Search the material for the string "child", then return every line where it is found.

>> start RECORDS TO USE

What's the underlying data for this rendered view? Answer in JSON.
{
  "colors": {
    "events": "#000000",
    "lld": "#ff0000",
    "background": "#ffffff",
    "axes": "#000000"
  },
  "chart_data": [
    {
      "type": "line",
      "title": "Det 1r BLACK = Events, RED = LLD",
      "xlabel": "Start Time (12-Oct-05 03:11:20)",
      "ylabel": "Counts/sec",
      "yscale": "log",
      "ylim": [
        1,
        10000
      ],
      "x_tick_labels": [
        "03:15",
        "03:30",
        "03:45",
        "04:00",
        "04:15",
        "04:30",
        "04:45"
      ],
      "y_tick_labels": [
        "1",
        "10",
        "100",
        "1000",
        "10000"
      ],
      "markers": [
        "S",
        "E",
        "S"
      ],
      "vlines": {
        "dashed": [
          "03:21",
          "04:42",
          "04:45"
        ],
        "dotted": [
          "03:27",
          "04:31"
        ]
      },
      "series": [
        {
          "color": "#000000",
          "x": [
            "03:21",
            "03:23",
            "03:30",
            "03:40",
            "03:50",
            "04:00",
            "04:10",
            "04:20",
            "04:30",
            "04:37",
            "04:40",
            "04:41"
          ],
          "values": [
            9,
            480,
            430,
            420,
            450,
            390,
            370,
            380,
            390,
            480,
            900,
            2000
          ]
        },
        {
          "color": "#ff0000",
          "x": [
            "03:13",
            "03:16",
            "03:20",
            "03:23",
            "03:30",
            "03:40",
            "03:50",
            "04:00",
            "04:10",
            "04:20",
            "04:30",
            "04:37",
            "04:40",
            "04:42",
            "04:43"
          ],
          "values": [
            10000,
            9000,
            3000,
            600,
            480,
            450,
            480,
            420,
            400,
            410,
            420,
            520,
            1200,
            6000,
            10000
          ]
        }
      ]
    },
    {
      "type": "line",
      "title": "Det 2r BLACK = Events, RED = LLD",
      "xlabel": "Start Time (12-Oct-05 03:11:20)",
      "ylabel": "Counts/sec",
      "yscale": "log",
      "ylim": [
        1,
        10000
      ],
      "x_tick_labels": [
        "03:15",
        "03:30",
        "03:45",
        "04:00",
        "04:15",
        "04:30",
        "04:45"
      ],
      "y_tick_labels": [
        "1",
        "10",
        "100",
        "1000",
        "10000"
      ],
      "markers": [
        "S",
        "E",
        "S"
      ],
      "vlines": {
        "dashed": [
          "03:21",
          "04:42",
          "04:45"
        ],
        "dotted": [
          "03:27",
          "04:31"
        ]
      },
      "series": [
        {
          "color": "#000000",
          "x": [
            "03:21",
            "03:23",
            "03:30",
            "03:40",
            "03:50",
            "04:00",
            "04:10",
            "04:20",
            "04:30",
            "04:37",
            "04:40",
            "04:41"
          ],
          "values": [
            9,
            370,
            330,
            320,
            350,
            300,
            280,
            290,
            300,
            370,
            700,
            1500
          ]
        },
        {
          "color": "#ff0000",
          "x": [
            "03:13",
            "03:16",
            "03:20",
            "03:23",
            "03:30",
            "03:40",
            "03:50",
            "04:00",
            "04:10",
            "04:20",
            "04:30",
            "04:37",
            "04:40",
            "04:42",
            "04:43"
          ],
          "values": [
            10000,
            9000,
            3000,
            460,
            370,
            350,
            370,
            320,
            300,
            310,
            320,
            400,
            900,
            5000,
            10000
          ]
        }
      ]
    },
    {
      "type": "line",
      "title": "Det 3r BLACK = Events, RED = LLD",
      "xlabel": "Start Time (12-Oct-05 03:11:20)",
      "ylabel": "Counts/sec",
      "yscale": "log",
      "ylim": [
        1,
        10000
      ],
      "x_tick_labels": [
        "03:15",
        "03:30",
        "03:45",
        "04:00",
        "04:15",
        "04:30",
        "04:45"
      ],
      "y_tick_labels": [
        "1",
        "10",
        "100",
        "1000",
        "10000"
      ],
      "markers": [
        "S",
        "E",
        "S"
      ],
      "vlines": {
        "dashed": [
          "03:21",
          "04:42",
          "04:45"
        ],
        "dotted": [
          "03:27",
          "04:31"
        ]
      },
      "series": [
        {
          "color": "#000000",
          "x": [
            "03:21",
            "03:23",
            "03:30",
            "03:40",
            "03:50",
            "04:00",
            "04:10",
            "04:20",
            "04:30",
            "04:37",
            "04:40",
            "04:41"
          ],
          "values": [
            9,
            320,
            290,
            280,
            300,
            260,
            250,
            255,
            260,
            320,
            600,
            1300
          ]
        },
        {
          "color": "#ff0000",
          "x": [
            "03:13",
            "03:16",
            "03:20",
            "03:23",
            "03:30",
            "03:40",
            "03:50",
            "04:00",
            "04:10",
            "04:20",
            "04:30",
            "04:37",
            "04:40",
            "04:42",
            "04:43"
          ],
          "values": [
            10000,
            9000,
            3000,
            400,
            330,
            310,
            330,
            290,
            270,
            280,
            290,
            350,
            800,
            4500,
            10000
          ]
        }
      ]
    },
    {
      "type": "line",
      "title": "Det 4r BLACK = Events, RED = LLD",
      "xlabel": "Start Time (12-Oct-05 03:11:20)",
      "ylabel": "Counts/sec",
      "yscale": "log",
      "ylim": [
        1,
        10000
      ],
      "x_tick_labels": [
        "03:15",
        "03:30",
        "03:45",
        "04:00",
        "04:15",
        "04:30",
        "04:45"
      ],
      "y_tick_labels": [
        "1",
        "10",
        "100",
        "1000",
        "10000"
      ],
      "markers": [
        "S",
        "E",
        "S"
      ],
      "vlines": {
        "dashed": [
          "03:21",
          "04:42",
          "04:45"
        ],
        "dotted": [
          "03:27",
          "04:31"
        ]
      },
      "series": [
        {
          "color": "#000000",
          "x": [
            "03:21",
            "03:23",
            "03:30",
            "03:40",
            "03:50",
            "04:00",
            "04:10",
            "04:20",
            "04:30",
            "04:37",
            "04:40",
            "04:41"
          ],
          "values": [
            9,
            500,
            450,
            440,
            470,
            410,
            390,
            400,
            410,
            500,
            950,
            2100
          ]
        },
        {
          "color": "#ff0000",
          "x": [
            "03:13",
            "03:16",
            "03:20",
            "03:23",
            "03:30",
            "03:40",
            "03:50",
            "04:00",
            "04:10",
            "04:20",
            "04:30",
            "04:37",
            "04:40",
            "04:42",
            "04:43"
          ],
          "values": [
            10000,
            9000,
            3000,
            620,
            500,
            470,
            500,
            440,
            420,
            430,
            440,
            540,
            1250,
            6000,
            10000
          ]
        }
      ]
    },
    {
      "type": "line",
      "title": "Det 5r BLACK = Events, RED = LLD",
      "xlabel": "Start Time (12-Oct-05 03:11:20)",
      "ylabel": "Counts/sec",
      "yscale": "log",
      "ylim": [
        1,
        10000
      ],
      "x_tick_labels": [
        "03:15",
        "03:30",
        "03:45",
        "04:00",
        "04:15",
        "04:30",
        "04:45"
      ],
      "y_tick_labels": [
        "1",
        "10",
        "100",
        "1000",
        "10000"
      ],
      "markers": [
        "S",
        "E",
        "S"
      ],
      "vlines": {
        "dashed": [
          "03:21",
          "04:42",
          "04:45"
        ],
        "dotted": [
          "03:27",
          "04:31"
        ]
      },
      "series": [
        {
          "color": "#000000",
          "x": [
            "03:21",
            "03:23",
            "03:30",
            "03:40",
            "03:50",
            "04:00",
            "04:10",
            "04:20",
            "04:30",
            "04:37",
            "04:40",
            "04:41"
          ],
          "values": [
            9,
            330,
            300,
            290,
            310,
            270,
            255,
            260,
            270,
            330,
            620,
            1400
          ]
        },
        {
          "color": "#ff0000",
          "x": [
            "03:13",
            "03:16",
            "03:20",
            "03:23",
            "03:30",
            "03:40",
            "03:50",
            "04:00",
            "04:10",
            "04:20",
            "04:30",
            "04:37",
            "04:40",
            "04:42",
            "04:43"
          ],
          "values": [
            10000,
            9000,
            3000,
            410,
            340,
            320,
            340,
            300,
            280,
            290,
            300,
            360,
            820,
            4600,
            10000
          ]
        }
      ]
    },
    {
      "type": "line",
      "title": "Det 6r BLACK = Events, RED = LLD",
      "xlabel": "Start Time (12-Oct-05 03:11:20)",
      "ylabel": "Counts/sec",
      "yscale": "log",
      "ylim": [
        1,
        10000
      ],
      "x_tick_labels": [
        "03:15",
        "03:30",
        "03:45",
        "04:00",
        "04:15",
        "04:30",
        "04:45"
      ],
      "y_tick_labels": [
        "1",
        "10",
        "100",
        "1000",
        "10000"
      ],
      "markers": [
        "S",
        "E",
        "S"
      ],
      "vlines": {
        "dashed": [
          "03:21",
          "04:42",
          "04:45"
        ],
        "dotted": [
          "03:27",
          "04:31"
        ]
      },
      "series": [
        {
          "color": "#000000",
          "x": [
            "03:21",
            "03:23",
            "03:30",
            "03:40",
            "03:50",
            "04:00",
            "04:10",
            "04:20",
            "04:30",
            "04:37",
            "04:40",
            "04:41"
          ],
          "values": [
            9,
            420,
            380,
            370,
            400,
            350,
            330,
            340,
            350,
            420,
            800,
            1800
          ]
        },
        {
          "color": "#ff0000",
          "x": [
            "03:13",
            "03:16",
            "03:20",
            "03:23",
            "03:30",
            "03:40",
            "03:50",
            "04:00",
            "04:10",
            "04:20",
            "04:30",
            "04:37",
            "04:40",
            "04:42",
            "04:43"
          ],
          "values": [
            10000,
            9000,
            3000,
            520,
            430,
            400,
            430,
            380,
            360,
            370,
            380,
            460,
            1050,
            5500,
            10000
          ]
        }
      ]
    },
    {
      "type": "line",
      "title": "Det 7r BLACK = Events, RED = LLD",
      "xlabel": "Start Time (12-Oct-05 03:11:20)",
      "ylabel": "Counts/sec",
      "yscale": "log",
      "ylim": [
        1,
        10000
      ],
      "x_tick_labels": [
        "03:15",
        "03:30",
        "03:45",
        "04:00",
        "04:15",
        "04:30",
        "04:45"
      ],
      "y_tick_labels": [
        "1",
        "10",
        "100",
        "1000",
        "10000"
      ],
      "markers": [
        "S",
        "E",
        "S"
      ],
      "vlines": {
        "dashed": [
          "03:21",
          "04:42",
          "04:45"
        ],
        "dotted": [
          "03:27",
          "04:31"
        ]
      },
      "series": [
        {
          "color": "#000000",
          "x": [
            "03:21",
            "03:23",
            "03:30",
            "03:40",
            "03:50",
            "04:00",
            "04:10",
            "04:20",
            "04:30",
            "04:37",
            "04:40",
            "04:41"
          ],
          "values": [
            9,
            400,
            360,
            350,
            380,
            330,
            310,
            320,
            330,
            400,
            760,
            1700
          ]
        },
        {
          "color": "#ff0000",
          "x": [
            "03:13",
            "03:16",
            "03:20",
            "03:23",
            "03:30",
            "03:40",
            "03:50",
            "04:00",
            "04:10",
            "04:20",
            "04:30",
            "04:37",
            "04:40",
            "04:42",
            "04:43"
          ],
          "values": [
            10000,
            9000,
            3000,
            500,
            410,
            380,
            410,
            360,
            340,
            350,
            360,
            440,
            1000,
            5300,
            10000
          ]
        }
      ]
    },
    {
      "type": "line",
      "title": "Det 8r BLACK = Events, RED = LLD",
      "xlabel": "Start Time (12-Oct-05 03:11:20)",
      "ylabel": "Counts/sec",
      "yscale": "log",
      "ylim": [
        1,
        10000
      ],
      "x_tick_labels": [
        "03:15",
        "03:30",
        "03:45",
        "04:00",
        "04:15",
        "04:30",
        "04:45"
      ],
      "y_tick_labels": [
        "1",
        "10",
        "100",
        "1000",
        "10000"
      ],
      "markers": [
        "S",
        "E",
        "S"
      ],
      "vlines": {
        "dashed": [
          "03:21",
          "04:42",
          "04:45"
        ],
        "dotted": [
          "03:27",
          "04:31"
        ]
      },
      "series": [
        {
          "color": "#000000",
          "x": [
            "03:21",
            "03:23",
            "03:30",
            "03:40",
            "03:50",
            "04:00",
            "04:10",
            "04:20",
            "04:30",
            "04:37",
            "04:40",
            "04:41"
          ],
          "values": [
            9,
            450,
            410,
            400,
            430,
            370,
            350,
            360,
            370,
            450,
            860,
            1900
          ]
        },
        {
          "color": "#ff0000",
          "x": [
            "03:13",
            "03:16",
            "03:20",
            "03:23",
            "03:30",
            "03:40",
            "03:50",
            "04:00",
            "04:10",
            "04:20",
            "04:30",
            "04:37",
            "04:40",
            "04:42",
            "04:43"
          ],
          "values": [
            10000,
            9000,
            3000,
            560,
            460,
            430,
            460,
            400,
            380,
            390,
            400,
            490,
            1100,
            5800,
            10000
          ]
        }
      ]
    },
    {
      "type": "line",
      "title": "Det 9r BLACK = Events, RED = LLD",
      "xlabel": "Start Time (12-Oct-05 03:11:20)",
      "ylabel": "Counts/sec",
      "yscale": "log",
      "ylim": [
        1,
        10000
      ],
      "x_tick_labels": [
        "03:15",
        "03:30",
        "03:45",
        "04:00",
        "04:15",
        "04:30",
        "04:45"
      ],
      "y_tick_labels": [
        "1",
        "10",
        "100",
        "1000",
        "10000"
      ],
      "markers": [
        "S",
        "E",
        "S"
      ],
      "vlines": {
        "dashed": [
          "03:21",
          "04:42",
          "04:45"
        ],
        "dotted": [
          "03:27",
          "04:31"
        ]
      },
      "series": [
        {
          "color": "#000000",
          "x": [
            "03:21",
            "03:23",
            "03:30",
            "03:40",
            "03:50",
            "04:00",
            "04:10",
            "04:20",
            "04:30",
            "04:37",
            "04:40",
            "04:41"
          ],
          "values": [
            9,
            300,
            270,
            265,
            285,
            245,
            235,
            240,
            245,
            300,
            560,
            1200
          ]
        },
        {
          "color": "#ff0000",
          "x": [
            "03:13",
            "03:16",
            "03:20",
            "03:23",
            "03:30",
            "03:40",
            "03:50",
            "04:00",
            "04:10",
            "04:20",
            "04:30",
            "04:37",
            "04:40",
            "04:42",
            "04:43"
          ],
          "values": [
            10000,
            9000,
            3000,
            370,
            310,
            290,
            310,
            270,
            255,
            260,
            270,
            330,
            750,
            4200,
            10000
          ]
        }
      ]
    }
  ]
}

>> end RECORDS TO USE
>> start RECORDS TO USE

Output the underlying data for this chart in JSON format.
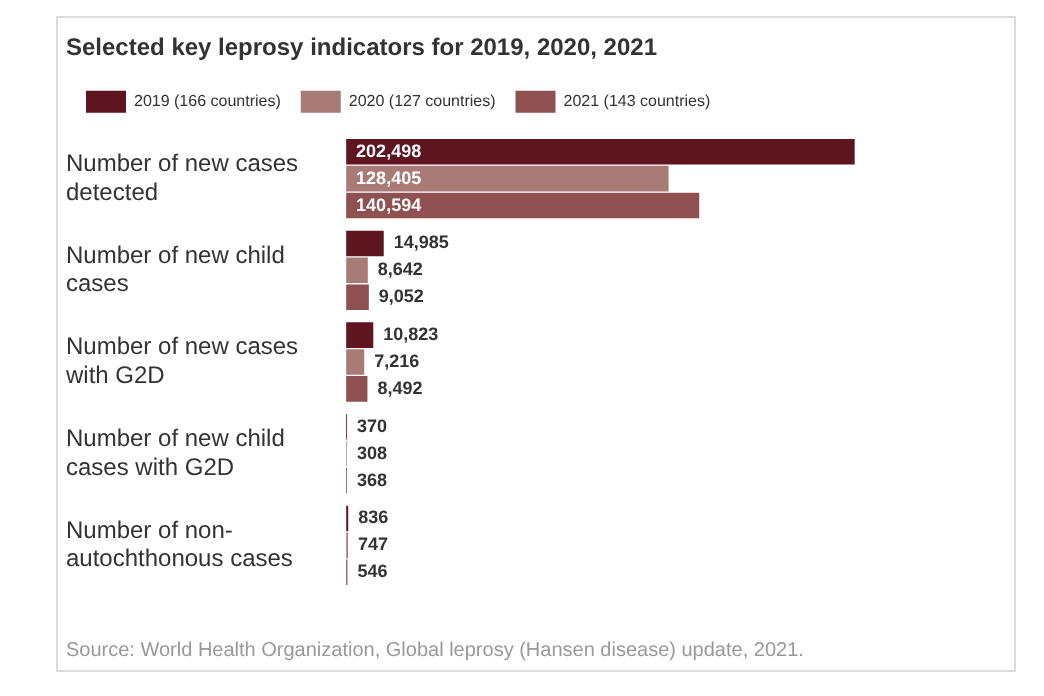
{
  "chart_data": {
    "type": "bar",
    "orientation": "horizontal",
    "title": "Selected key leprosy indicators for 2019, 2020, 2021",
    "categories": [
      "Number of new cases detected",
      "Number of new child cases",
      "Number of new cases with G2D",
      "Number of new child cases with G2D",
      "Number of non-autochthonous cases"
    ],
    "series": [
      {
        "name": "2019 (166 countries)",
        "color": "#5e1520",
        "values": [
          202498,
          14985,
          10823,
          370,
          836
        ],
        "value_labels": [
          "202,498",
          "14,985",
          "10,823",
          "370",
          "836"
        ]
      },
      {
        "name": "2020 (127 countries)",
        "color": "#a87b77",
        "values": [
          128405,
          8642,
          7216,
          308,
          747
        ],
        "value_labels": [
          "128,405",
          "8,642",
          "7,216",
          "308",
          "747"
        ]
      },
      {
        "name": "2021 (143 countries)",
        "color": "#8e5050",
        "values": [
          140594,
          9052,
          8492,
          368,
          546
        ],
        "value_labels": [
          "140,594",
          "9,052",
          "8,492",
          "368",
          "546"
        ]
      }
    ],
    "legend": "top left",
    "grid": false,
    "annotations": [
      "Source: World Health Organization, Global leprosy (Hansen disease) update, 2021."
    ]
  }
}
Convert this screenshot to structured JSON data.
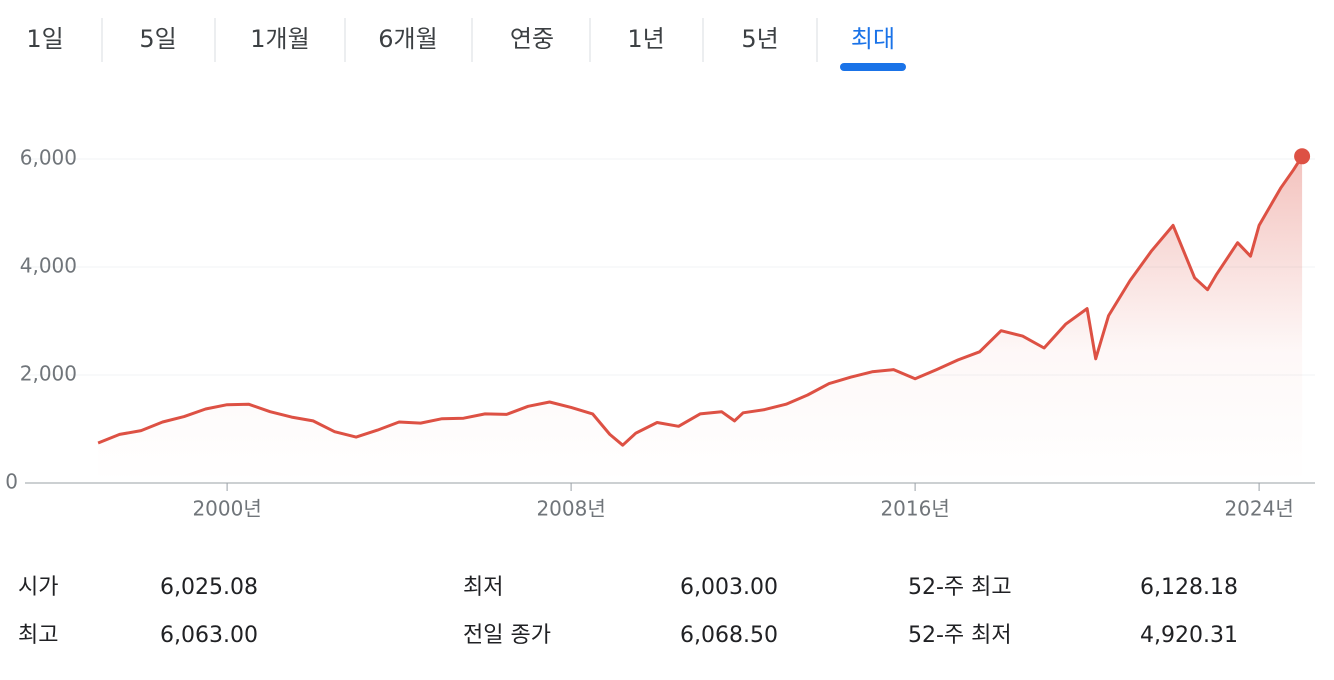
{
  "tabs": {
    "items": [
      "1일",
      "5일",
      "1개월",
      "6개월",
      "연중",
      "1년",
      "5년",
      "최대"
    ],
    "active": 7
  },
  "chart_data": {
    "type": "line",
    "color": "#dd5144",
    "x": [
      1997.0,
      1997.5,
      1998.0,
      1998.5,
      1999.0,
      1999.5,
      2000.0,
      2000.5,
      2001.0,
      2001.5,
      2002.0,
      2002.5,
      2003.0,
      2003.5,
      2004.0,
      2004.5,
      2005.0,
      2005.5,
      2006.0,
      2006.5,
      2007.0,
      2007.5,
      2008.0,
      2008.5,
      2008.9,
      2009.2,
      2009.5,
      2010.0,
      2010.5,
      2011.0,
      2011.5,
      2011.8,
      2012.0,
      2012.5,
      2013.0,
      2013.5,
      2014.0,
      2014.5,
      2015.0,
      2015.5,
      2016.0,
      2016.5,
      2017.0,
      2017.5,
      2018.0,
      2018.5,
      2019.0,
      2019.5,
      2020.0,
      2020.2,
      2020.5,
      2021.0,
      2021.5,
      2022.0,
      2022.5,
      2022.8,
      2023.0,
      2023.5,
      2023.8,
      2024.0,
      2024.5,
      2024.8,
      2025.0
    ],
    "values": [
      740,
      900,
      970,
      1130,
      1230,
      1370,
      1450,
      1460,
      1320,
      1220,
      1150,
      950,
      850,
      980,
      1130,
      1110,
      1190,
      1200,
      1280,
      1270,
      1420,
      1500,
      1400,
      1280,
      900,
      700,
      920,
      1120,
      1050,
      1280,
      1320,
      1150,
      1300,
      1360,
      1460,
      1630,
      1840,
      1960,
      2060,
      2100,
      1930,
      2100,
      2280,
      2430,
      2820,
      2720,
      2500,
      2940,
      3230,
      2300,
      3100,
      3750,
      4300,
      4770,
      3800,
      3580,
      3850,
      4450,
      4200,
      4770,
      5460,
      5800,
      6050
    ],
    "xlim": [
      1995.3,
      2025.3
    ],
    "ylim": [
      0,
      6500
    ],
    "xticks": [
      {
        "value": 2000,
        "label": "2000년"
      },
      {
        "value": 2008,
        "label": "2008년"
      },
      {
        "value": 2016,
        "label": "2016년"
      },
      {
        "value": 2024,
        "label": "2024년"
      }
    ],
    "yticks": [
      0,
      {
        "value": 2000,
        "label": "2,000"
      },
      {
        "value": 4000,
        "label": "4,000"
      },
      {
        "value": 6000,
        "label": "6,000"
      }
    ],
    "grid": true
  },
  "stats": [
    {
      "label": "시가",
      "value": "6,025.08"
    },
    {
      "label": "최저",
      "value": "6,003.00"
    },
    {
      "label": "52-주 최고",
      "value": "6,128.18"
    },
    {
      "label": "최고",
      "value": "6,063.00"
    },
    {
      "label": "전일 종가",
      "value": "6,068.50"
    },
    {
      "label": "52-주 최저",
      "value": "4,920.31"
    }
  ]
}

>> end RECORDS TO USE

### WRITTEN SOLUTION
      "Number of new child cases",
      "Number of new child cases with G2D",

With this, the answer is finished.